Work instructions:
1. Can you condense the paragraph beginning "At the time Malthus wrote" in the Malthusian dilemma post into a short bulleted list that keeps its main facts?
2. Reproduce everything in the Malthusian dilemma post from "Thursday, March 15, 2007" down to "several world regions.".
3. In the Malthusian dilemma post, when did agricultural production begin to peak in several world regions?

Thursday, March 15, 2007

Malthusian Dilemma

reading about Neo-Malthusian thought tonight- pretty prescient stuff. From Wikipedia:

At the time Malthus wrote, and for 150 years thereafter, most societies had populations at or beyond their agricultural limits. After World War II, the growth rate of the world's population accelerated rapidly, resulting in predictions by Paul Ehrlich and many others of an imminent Malthusian catastrophe. However, the so-called Green Revolution produced a contemporaneous exponential increase in the world's food supply, and the date of the predicted Malthusian collapse had been temporarily forestalled, until the peaking of agricultural production began to occur in the 1990s in several world regions.

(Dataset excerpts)

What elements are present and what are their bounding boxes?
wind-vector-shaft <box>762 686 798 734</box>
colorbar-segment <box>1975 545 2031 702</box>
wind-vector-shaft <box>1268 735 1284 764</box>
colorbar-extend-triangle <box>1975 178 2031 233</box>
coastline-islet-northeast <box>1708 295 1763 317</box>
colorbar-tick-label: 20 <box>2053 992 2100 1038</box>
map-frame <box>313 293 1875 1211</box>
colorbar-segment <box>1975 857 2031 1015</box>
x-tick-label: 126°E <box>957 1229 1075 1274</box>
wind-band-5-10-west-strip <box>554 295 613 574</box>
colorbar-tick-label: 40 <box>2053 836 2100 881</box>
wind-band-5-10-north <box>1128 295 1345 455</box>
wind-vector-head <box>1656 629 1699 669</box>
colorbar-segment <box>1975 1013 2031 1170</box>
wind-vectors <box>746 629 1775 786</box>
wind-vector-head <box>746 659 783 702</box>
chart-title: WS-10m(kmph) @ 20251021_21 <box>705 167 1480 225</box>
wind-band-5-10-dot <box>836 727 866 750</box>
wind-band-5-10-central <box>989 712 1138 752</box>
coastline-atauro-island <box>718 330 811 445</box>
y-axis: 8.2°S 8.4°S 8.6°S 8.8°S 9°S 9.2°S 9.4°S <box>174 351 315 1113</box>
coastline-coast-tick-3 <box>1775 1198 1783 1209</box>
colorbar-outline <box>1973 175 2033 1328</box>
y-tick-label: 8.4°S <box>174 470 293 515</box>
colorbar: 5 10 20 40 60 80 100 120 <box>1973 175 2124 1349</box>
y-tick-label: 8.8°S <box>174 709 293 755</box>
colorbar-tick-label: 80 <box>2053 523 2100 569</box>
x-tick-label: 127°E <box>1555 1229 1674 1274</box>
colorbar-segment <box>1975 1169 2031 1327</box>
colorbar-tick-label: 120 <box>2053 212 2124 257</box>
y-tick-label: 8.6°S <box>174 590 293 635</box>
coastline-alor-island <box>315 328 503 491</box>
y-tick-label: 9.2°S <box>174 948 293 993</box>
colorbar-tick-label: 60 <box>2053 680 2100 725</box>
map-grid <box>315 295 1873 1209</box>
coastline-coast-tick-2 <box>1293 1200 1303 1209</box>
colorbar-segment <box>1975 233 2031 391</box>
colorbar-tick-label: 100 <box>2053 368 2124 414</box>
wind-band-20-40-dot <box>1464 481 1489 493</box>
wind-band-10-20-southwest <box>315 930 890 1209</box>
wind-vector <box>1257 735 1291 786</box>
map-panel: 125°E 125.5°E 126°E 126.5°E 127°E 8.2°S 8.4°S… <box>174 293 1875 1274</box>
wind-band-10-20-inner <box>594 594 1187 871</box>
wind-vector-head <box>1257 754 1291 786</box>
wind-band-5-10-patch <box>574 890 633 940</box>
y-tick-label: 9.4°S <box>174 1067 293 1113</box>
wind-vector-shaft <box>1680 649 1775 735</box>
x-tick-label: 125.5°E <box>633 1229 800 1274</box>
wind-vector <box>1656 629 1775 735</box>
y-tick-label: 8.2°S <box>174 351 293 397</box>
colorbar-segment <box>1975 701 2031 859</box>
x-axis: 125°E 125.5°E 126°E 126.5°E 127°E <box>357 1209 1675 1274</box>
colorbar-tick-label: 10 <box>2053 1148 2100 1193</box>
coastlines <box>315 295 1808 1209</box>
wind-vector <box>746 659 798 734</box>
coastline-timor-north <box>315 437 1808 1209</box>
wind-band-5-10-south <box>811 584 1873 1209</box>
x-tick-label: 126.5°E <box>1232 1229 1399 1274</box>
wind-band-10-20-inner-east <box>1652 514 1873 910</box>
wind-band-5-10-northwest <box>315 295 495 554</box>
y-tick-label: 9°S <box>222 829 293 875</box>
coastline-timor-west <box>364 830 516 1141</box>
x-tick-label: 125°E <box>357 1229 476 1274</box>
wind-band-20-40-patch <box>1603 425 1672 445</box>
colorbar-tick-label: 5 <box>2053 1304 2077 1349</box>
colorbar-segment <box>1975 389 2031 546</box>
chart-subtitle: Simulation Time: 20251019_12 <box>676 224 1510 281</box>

Answers to the exercise:
1.
- When Malthus wrote, and for 150 years after, most societies had populations at or beyond their agricultural limits.
- After World War II, world population growth accelerated rapidly. This led Paul Ehrlich and many others to predict an imminent Malthusian catastrophe.
- The Green Revolution produced a contemporaneous exponential increase in the world's food supply, temporarily forestalling the predicted collapse.
- That lasted until agricultural production began to peak in several world regions in the 1990s.

2.
Thursday, March 15, 2007

Malthusian Dilemma

reading about Neo-Malthusian thought tonight- pretty prescient stuff. From Wikipedia:

At the time Malthus wrote, and for 150 years thereafter, most societies had populations at or beyond their agricultural limits. After World War II, the growth rate of the world's population accelerated rapidly, resulting in predictions by Paul Ehrlich and many others of an imminent Malthusian catastrophe. However, the so-called Green Revolution produced a contemporaneous exponential increase in the world's food supply, and the date of the predicted Malthusian collapse had been temporarily forestalled, until the peaking of agricultural production began to occur in the 1990s in several world regions.

3. In the 1990s.